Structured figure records

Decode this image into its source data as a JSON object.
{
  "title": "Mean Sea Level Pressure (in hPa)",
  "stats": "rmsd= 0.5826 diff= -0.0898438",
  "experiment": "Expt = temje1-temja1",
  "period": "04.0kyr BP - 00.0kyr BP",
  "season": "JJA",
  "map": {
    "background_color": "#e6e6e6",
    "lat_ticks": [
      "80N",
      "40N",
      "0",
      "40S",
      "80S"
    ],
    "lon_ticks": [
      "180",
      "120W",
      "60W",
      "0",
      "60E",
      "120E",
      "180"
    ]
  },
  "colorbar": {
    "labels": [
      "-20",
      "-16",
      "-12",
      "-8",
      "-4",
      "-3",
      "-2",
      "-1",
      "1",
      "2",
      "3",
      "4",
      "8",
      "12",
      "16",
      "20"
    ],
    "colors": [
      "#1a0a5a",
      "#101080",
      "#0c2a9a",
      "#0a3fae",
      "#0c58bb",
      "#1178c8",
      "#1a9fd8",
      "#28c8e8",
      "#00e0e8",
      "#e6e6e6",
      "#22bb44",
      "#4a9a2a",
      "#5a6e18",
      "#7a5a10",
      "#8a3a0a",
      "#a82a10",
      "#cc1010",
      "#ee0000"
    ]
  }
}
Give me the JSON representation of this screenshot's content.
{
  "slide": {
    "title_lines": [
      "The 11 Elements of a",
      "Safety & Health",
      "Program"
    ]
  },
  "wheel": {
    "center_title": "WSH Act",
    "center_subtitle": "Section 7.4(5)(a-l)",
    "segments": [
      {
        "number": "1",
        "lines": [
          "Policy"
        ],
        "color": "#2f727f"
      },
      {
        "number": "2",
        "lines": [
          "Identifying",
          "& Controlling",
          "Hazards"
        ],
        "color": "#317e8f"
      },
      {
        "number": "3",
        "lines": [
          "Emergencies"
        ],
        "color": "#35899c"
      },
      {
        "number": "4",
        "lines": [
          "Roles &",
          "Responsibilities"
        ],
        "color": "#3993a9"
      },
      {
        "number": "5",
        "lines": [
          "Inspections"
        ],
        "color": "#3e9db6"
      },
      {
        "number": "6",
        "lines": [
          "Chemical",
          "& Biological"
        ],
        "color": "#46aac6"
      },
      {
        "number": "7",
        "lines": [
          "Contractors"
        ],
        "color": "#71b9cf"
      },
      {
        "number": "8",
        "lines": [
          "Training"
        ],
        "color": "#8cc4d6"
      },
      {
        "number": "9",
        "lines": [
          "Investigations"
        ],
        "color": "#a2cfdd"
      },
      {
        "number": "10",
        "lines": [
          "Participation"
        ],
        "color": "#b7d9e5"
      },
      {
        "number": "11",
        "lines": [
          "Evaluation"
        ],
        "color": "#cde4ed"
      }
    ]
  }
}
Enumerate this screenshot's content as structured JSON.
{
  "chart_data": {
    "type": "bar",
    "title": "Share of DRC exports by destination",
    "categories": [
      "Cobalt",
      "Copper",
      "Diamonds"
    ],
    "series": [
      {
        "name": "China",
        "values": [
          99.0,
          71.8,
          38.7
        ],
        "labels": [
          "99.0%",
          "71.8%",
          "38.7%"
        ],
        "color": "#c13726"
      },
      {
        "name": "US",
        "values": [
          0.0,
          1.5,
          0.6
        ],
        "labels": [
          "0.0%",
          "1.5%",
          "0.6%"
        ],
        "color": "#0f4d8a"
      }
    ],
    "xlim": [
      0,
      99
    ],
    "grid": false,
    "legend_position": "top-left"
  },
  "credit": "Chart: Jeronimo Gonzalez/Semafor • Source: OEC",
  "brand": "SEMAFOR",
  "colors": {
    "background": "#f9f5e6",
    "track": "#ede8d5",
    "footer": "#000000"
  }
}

Your objective ▸ Whenever "content" turns up in a line, pick that line out.

Response to this exercise ▸
Give me the JSON representation of this screenshot's content.
Enumerate this screenshot's content as structured JSON.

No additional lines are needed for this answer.